What the exercise asks -
Repeat each line of the records below without any change.

Records from a collection:
__________
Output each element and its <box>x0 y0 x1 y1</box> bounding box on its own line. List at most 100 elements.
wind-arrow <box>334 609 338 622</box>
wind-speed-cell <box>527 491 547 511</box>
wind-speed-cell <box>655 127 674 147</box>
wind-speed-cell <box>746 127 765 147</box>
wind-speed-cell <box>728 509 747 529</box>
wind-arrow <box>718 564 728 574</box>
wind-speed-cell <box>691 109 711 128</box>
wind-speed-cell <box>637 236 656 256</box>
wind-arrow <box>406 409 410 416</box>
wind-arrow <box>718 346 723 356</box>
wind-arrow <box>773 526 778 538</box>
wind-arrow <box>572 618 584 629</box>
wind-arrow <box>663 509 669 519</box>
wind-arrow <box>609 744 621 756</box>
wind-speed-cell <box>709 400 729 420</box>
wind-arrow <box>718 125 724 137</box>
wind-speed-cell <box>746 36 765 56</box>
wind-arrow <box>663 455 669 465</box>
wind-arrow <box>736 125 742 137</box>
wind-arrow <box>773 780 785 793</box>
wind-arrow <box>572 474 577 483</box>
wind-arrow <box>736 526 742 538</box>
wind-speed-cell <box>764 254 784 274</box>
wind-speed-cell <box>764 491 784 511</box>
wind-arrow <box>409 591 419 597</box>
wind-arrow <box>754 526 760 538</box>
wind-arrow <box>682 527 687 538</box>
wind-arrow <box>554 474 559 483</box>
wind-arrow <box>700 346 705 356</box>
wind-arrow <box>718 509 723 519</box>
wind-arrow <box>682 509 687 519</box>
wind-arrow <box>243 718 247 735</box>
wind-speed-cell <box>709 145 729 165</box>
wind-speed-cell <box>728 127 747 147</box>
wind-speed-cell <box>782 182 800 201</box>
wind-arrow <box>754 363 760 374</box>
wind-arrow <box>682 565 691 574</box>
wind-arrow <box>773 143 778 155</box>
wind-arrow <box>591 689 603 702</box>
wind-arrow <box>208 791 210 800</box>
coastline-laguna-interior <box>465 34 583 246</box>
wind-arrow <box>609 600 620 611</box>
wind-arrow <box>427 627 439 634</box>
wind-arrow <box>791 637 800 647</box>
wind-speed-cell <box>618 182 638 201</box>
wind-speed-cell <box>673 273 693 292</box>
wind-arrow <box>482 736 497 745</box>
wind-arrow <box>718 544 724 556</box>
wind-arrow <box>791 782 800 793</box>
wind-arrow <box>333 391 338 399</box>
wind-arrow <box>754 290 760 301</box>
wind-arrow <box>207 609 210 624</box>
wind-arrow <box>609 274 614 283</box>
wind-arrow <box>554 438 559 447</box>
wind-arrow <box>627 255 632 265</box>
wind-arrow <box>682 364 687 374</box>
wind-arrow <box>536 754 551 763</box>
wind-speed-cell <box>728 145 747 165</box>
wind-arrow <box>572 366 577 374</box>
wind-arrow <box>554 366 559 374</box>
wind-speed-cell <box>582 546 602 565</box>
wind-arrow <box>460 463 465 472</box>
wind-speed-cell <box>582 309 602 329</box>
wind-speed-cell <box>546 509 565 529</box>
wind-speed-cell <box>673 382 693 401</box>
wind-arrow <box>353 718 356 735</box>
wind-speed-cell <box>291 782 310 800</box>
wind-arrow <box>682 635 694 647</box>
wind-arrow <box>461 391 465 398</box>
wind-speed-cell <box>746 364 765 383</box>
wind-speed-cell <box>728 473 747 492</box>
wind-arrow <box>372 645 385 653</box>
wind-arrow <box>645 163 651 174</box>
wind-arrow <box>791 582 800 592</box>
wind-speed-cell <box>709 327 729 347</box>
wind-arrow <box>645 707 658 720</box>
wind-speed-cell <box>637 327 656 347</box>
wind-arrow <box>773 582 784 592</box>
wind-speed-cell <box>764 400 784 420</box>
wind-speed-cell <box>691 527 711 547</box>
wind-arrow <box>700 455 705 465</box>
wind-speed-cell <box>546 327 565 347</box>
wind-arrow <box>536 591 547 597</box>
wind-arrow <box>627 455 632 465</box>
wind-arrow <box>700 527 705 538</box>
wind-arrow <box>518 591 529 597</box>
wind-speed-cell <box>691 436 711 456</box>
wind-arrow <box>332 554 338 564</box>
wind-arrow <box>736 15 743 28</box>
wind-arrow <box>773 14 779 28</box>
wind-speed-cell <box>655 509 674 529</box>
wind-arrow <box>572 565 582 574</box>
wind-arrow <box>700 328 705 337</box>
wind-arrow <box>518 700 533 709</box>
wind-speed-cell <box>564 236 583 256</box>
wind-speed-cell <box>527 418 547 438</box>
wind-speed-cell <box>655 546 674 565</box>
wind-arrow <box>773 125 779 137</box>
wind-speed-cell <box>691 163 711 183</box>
__________
Task solution -
Output each element and its <box>x0 y0 x1 y1</box> bounding box on its own line. List at most 100 elements.
wind-arrow <box>334 609 338 622</box>
wind-speed-cell <box>527 491 547 511</box>
wind-speed-cell <box>655 127 674 147</box>
wind-speed-cell <box>746 127 765 147</box>
wind-speed-cell <box>728 509 747 529</box>
wind-arrow <box>718 564 728 574</box>
wind-speed-cell <box>691 109 711 128</box>
wind-speed-cell <box>637 236 656 256</box>
wind-arrow <box>406 409 410 416</box>
wind-arrow <box>718 346 723 356</box>
wind-arrow <box>773 526 778 538</box>
wind-arrow <box>572 618 584 629</box>
wind-arrow <box>663 509 669 519</box>
wind-arrow <box>609 744 621 756</box>
wind-speed-cell <box>709 400 729 420</box>
wind-arrow <box>718 125 724 137</box>
wind-speed-cell <box>746 36 765 56</box>
wind-arrow <box>663 455 669 465</box>
wind-arrow <box>736 125 742 137</box>
wind-arrow <box>773 780 785 793</box>
wind-arrow <box>572 474 577 483</box>
wind-arrow <box>736 526 742 538</box>
wind-speed-cell <box>764 254 784 274</box>
wind-speed-cell <box>764 491 784 511</box>
wind-arrow <box>409 591 419 597</box>
wind-arrow <box>754 526 760 538</box>
wind-arrow <box>682 527 687 538</box>
wind-arrow <box>554 474 559 483</box>
wind-arrow <box>700 346 705 356</box>
wind-arrow <box>718 509 723 519</box>
wind-arrow <box>682 509 687 519</box>
wind-arrow <box>243 718 247 735</box>
wind-speed-cell <box>709 145 729 165</box>
wind-speed-cell <box>728 127 747 147</box>
wind-speed-cell <box>782 182 800 201</box>
wind-arrow <box>754 363 760 374</box>
wind-arrow <box>682 565 691 574</box>
wind-arrow <box>773 143 778 155</box>
wind-arrow <box>591 689 603 702</box>
wind-arrow <box>208 791 210 800</box>
coastline-laguna-interior <box>465 34 583 246</box>
wind-arrow <box>609 600 620 611</box>
wind-arrow <box>427 627 439 634</box>
wind-arrow <box>791 637 800 647</box>
wind-speed-cell <box>618 182 638 201</box>
wind-speed-cell <box>673 273 693 292</box>
wind-arrow <box>482 736 497 745</box>
wind-arrow <box>718 544 724 556</box>
wind-arrow <box>791 782 800 793</box>
wind-arrow <box>333 391 338 399</box>
wind-arrow <box>754 290 760 301</box>
wind-arrow <box>207 609 210 624</box>
wind-arrow <box>609 274 614 283</box>
wind-arrow <box>554 438 559 447</box>
wind-arrow <box>627 255 632 265</box>
wind-arrow <box>682 364 687 374</box>
wind-arrow <box>536 754 551 763</box>
wind-speed-cell <box>728 145 747 165</box>
wind-arrow <box>572 366 577 374</box>
wind-arrow <box>554 366 559 374</box>
wind-speed-cell <box>582 546 602 565</box>
wind-arrow <box>460 463 465 472</box>
wind-speed-cell <box>582 309 602 329</box>
wind-speed-cell <box>546 509 565 529</box>
wind-speed-cell <box>673 382 693 401</box>
wind-arrow <box>353 718 356 735</box>
wind-speed-cell <box>291 782 310 800</box>
wind-arrow <box>682 635 694 647</box>
wind-arrow <box>461 391 465 398</box>
wind-speed-cell <box>746 364 765 383</box>
wind-speed-cell <box>728 473 747 492</box>
wind-arrow <box>372 645 385 653</box>
wind-arrow <box>645 163 651 174</box>
wind-arrow <box>791 582 800 592</box>
wind-speed-cell <box>709 327 729 347</box>
wind-arrow <box>645 707 658 720</box>
wind-speed-cell <box>637 327 656 347</box>
wind-arrow <box>773 582 784 592</box>
wind-speed-cell <box>764 400 784 420</box>
wind-speed-cell <box>691 527 711 547</box>
wind-arrow <box>700 455 705 465</box>
wind-speed-cell <box>546 327 565 347</box>
wind-arrow <box>536 591 547 597</box>
wind-arrow <box>627 455 632 465</box>
wind-arrow <box>700 527 705 538</box>
wind-arrow <box>518 591 529 597</box>
wind-speed-cell <box>691 436 711 456</box>
wind-arrow <box>332 554 338 564</box>
wind-arrow <box>736 15 743 28</box>
wind-arrow <box>773 14 779 28</box>
wind-speed-cell <box>655 509 674 529</box>
wind-arrow <box>572 565 582 574</box>
wind-arrow <box>700 328 705 337</box>
wind-arrow <box>518 700 533 709</box>
wind-speed-cell <box>564 236 583 256</box>
wind-speed-cell <box>527 418 547 438</box>
wind-speed-cell <box>655 546 674 565</box>
wind-arrow <box>773 125 779 137</box>
wind-speed-cell <box>691 163 711 183</box>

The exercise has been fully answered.